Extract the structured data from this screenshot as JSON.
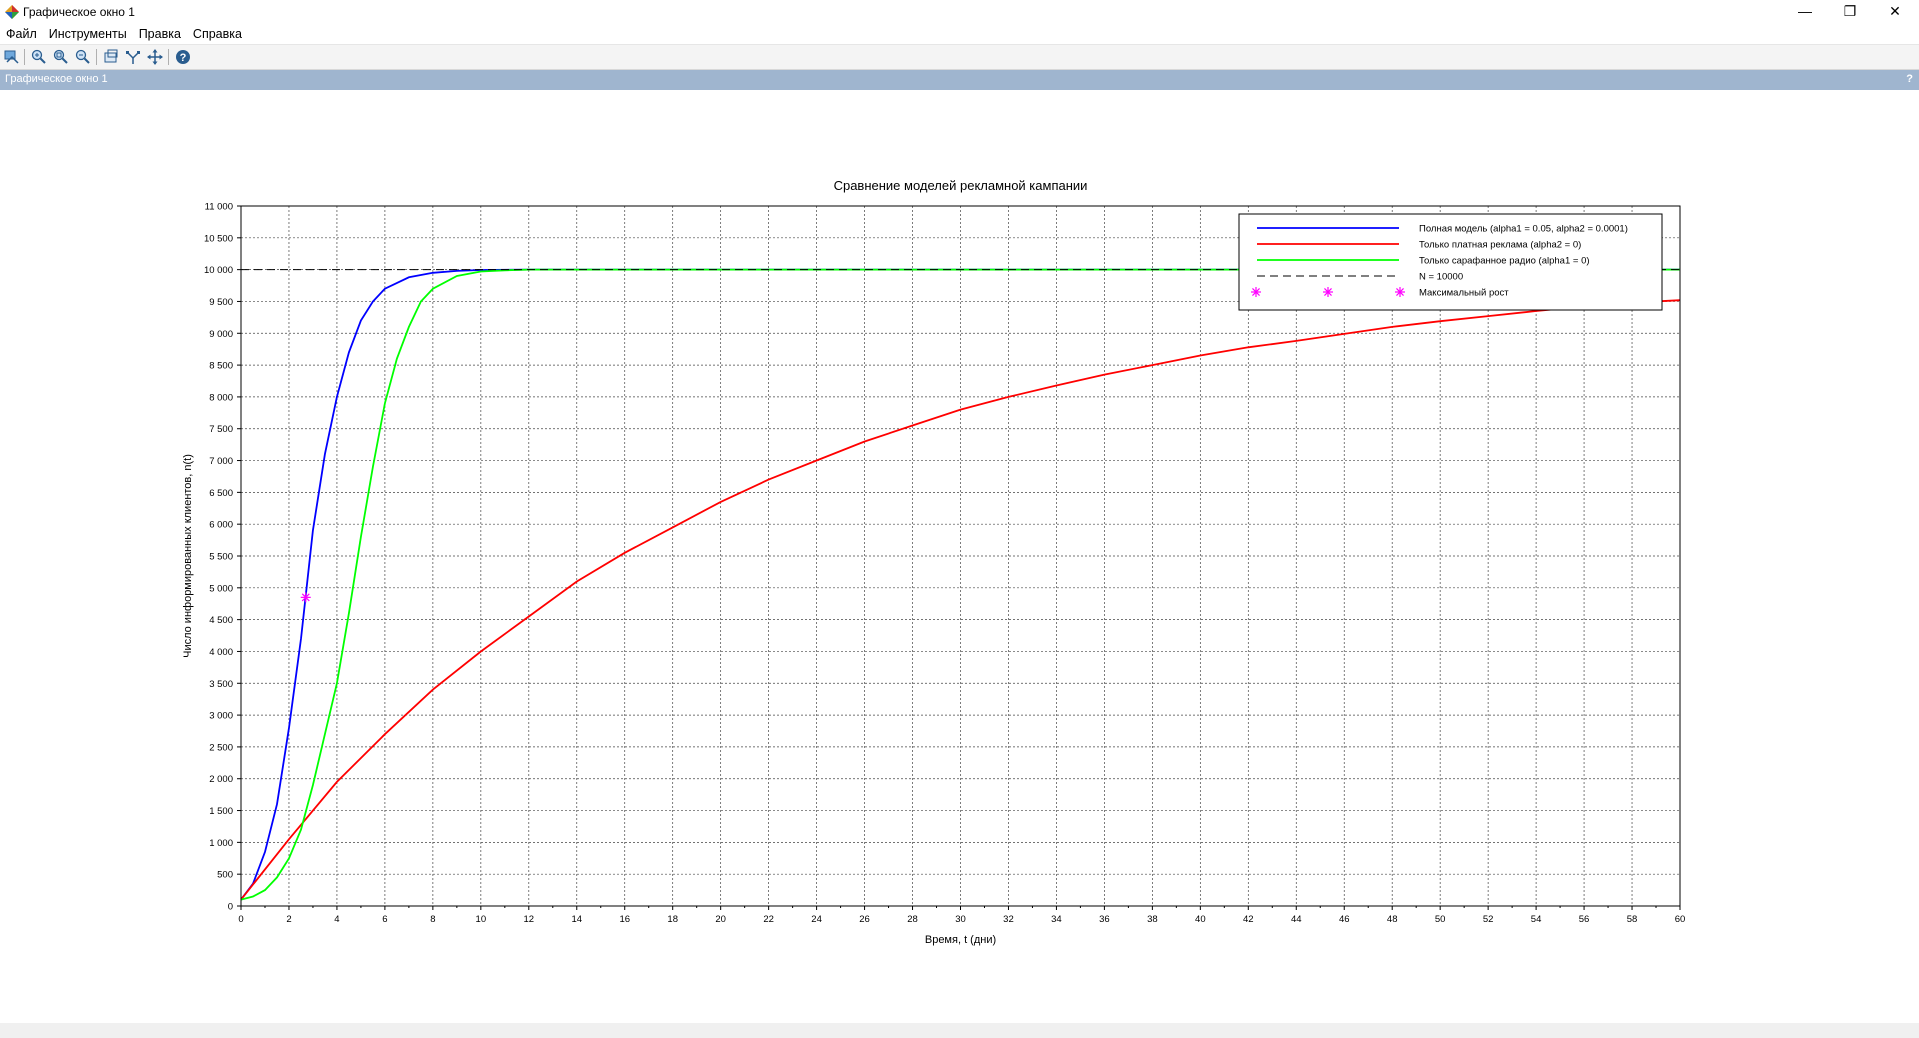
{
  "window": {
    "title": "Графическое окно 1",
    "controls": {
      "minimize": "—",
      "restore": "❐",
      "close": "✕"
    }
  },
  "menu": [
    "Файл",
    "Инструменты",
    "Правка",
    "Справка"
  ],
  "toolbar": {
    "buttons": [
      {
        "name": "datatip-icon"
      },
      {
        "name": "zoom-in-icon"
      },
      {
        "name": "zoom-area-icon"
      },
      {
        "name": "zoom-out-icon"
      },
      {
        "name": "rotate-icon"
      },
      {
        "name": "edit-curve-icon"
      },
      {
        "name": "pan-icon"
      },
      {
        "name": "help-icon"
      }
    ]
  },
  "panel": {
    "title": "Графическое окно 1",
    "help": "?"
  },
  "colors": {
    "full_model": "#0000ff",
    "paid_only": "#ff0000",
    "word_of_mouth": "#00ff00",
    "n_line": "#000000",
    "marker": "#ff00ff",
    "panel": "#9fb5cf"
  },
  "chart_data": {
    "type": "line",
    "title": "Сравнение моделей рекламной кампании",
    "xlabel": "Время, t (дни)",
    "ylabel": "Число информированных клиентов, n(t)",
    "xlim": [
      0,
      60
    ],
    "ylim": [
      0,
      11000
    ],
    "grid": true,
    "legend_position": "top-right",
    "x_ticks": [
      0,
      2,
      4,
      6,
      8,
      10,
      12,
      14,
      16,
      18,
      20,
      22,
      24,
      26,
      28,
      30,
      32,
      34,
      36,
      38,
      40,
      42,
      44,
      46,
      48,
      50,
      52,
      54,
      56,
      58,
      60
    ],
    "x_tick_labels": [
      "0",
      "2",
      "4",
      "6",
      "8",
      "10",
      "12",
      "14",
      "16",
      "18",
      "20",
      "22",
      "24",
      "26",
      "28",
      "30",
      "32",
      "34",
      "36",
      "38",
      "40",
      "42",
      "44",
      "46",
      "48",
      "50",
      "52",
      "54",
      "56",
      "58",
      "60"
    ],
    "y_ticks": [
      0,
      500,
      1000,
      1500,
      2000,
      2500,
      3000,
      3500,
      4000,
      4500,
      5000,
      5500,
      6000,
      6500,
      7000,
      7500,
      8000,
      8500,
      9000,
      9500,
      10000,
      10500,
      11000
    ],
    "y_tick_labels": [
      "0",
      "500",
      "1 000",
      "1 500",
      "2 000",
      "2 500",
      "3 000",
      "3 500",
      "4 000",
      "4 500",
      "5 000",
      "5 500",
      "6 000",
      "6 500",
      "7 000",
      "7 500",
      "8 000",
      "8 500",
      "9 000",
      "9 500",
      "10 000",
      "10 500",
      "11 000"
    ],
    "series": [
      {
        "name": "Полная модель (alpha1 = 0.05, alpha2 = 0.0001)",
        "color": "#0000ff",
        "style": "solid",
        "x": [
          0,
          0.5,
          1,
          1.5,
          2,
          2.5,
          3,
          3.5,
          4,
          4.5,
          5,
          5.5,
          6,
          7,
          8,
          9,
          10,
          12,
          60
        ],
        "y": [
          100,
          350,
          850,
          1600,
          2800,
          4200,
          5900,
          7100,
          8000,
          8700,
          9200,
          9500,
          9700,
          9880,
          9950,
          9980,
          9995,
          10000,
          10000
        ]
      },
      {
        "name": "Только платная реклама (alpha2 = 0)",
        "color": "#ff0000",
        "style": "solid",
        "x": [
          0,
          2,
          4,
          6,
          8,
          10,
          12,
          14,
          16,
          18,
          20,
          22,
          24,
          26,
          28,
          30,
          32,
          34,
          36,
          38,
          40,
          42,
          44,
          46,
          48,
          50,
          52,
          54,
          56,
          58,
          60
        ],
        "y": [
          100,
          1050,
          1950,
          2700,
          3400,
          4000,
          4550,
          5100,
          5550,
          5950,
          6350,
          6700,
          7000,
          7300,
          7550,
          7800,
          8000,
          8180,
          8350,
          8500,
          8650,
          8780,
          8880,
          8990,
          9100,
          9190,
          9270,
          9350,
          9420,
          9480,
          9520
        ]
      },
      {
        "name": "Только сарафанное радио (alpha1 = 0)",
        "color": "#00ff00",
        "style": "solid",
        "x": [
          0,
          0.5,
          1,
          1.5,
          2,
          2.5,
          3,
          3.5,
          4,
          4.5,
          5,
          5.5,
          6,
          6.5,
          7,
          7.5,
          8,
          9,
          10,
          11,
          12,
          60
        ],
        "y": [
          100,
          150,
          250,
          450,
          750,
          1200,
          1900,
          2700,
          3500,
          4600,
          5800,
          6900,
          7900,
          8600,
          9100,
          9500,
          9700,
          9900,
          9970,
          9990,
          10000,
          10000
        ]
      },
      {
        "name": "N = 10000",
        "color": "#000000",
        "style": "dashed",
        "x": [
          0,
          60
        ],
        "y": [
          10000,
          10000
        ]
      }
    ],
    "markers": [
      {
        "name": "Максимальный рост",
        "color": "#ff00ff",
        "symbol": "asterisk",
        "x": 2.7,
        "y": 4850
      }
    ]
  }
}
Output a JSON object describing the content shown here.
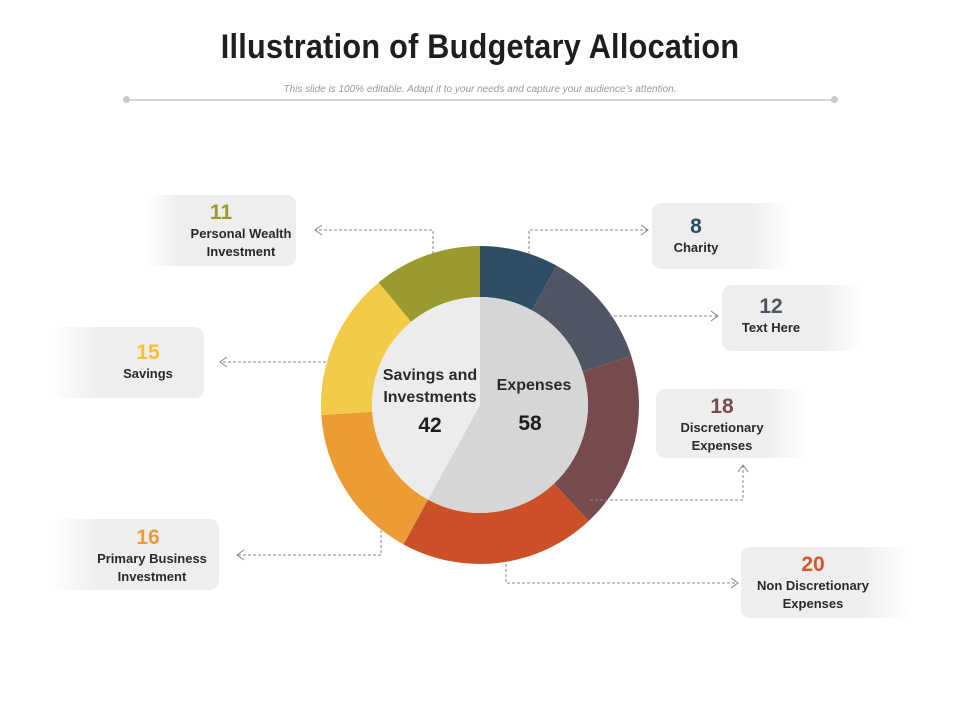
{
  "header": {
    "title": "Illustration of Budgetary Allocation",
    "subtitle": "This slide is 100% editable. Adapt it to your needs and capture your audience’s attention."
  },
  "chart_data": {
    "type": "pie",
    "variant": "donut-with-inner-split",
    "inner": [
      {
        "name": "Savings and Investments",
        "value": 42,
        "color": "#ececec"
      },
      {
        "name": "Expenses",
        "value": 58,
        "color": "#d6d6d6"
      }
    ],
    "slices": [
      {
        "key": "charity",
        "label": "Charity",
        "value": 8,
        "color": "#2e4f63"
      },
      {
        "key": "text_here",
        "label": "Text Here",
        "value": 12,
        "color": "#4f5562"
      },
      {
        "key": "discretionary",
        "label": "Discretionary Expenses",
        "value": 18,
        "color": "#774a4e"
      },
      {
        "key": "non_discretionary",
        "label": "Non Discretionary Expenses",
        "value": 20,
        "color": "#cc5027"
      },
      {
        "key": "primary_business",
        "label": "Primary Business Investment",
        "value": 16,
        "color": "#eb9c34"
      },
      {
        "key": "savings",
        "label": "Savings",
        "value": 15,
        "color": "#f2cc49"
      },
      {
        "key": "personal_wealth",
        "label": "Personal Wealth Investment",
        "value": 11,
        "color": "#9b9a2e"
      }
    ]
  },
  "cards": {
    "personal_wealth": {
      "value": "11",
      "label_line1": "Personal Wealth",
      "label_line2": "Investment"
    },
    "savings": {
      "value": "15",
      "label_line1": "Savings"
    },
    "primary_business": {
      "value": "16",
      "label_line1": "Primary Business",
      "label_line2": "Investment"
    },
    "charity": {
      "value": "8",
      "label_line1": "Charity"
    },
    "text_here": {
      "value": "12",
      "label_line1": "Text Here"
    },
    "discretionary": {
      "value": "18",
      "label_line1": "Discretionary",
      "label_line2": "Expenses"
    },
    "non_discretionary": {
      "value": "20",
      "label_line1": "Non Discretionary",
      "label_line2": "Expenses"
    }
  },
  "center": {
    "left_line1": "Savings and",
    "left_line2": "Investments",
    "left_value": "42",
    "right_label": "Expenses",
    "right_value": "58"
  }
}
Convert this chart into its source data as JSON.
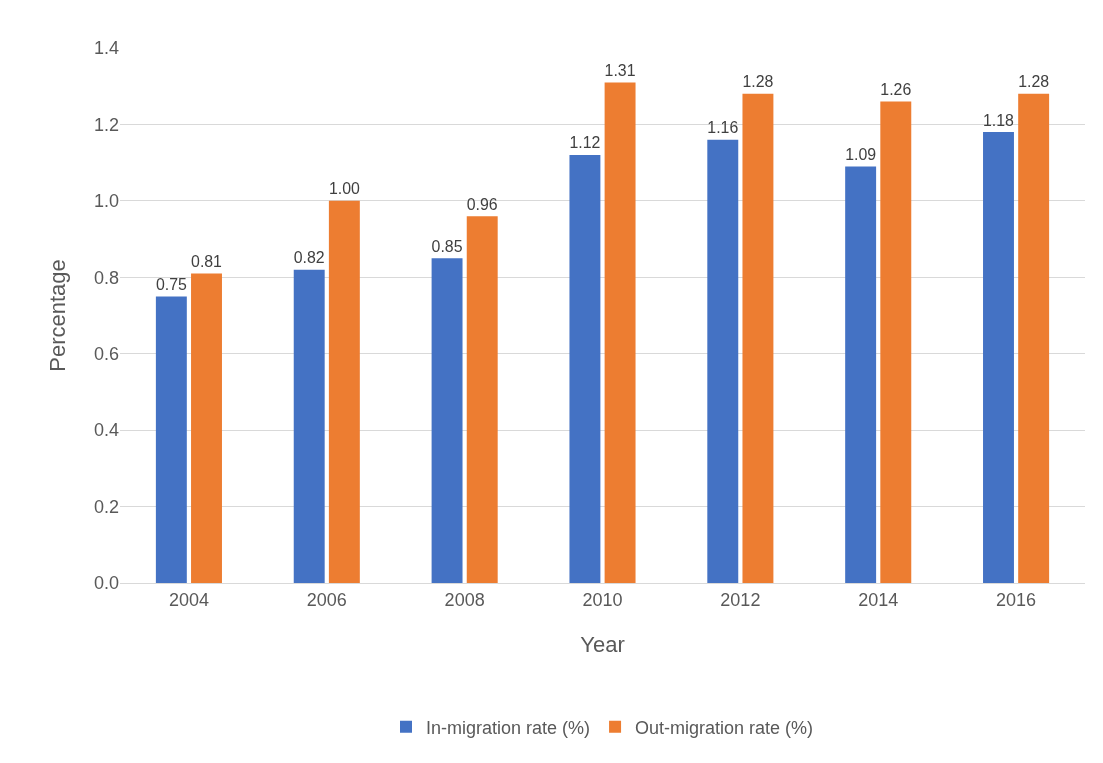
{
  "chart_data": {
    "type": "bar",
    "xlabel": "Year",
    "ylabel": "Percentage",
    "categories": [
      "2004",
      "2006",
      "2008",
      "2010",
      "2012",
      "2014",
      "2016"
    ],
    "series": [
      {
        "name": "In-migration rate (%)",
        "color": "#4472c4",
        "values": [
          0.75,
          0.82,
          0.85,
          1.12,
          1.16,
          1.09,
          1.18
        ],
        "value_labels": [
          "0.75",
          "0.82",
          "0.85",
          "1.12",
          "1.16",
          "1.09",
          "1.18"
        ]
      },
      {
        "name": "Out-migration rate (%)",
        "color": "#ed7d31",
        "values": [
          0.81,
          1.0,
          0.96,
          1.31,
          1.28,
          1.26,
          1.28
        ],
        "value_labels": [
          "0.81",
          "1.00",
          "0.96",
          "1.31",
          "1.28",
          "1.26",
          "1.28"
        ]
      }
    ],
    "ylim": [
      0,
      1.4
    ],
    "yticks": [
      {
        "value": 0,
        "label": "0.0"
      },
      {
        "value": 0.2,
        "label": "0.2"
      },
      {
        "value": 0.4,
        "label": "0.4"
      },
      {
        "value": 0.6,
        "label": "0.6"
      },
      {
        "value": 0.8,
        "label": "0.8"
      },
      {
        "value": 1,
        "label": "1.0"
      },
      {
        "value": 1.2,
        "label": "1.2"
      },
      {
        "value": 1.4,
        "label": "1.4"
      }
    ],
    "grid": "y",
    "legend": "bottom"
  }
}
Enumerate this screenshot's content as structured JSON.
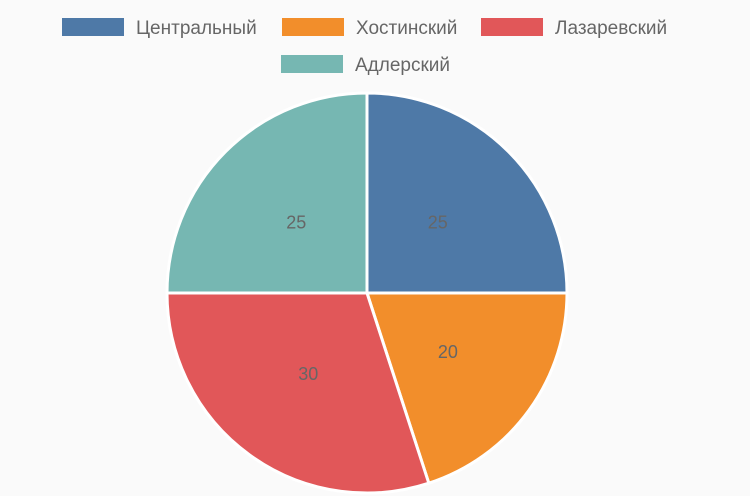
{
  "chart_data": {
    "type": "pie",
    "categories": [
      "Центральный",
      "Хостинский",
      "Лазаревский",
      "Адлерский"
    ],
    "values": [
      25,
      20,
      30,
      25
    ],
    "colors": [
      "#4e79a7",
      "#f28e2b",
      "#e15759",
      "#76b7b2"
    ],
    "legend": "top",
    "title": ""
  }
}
····················
Challenge:
Work through the records above line by line and count those that hold the string "Только". Give only the result.

Finished answer:
2